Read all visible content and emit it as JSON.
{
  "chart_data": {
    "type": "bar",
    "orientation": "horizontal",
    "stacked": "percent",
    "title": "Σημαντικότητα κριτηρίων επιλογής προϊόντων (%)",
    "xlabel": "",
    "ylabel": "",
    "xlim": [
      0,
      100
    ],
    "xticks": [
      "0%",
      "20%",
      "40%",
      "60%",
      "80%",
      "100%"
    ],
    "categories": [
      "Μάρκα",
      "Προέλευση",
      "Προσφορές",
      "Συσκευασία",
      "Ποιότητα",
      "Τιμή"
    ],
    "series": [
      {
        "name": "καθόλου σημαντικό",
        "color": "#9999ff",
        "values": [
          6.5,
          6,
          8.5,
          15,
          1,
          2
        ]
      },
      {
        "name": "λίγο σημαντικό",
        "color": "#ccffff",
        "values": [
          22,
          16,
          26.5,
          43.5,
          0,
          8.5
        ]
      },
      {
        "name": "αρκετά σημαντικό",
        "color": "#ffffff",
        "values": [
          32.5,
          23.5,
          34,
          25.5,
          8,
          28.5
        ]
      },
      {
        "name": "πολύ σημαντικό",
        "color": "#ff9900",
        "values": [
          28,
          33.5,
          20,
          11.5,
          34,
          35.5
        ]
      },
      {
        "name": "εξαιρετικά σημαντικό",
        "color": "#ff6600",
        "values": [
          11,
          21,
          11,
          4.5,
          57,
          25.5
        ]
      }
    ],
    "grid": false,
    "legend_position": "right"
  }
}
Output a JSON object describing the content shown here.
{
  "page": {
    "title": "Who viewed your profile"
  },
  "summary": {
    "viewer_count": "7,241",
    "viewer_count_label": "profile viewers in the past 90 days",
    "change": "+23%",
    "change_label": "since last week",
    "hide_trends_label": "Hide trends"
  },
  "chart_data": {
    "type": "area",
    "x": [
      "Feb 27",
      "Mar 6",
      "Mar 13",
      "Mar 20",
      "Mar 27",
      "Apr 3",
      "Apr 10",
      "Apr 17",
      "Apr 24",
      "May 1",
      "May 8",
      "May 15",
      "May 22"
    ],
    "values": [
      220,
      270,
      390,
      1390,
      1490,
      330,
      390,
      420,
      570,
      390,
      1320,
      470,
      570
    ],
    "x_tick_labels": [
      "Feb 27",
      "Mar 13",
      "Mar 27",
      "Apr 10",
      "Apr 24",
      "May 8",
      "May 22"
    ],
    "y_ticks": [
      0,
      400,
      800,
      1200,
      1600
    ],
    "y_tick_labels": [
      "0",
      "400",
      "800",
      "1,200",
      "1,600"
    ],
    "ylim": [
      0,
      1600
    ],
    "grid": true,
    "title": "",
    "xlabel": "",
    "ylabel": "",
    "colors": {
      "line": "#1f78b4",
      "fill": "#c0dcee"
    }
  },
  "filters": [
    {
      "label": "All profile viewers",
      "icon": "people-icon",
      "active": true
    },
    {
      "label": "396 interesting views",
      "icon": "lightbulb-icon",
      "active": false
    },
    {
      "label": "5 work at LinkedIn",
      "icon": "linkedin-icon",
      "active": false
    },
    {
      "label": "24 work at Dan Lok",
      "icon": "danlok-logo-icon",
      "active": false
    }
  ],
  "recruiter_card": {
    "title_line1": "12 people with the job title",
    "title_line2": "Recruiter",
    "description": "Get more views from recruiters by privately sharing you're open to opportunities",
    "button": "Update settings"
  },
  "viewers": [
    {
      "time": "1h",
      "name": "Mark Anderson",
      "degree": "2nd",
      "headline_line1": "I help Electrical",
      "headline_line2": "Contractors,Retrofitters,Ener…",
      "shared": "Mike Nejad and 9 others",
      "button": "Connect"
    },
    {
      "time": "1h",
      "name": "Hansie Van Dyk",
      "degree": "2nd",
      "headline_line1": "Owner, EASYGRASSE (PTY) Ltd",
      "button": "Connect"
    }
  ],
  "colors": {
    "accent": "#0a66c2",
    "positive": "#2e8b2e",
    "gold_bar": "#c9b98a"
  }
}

Problem to work on — Write out every entry word for word.

Completed exercise —
Read all visible content and emit it as JSON.
{
  "chart_data": {
    "type": "bar",
    "orientation": "horizontal",
    "stacked": "percent",
    "title": "Σημαντικότητα κριτηρίων επιλογής προϊόντων (%)",
    "xlabel": "",
    "ylabel": "",
    "xlim": [
      0,
      100
    ],
    "xticks": [
      "0%",
      "20%",
      "40%",
      "60%",
      "80%",
      "100%"
    ],
    "categories": [
      "Μάρκα",
      "Προέλευση",
      "Προσφορές",
      "Συσκευασία",
      "Ποιότητα",
      "Τιμή"
    ],
    "series": [
      {
        "name": "καθόλου σημαντικό",
        "color": "#9999ff",
        "values": [
          6.5,
          6,
          8.5,
          15,
          1,
          2
        ]
      },
      {
        "name": "λίγο σημαντικό",
        "color": "#ccffff",
        "values": [
          22,
          16,
          26.5,
          43.5,
          0,
          8.5
        ]
      },
      {
        "name": "αρκετά σημαντικό",
        "color": "#ffffff",
        "values": [
          32.5,
          23.5,
          34,
          25.5,
          8,
          28.5
        ]
      },
      {
        "name": "πολύ σημαντικό",
        "color": "#ff9900",
        "values": [
          28,
          33.5,
          20,
          11.5,
          34,
          35.5
        ]
      },
      {
        "name": "εξαιρετικά σημαντικό",
        "color": "#ff6600",
        "values": [
          11,
          21,
          11,
          4.5,
          57,
          25.5
        ]
      }
    ],
    "grid": false,
    "legend_position": "right"
  }
}
Output a JSON object describing the content shown here.
{
  "page": {
    "title": "Who viewed your profile"
  },
  "summary": {
    "viewer_count": "7,241",
    "viewer_count_label": "profile viewers in the past 90 days",
    "change": "+23%",
    "change_label": "since last week",
    "hide_trends_label": "Hide trends"
  },
  "chart_data": {
    "type": "area",
    "x": [
      "Feb 27",
      "Mar 6",
      "Mar 13",
      "Mar 20",
      "Mar 27",
      "Apr 3",
      "Apr 10",
      "Apr 17",
      "Apr 24",
      "May 1",
      "May 8",
      "May 15",
      "May 22"
    ],
    "values": [
      220,
      270,
      390,
      1390,
      1490,
      330,
      390,
      420,
      570,
      390,
      1320,
      470,
      570
    ],
    "x_tick_labels": [
      "Feb 27",
      "Mar 13",
      "Mar 27",
      "Apr 10",
      "Apr 24",
      "May 8",
      "May 22"
    ],
    "y_ticks": [
      0,
      400,
      800,
      1200,
      1600
    ],
    "y_tick_labels": [
      "0",
      "400",
      "800",
      "1,200",
      "1,600"
    ],
    "ylim": [
      0,
      1600
    ],
    "grid": true,
    "title": "",
    "xlabel": "",
    "ylabel": "",
    "colors": {
      "line": "#1f78b4",
      "fill": "#c0dcee"
    }
  },
  "filters": [
    {
      "label": "All profile viewers",
      "icon": "people-icon",
      "active": true
    },
    {
      "label": "396 interesting views",
      "icon": "lightbulb-icon",
      "active": false
    },
    {
      "label": "5 work at LinkedIn",
      "icon": "linkedin-icon",
      "active": false
    },
    {
      "label": "24 work at Dan Lok",
      "icon": "danlok-logo-icon",
      "active": false
    }
  ],
  "recruiter_card": {
    "title_line1": "12 people with the job title",
    "title_line2": "Recruiter",
    "description": "Get more views from recruiters by privately sharing you're open to opportunities",
    "button": "Update settings"
  },
  "viewers": [
    {
      "time": "1h",
      "name": "Mark Anderson",
      "degree": "2nd",
      "headline_line1": "I help Electrical",
      "headline_line2": "Contractors,Retrofitters,Ener…",
      "shared": "Mike Nejad and 9 others",
      "button": "Connect"
    },
    {
      "time": "1h",
      "name": "Hansie Van Dyk",
      "degree": "2nd",
      "headline_line1": "Owner, EASYGRASSE (PTY) Ltd",
      "button": "Connect"
    }
  ],
  "colors": {
    "accent": "#0a66c2",
    "positive": "#2e8b2e",
    "gold_bar": "#c9b98a"
  }
}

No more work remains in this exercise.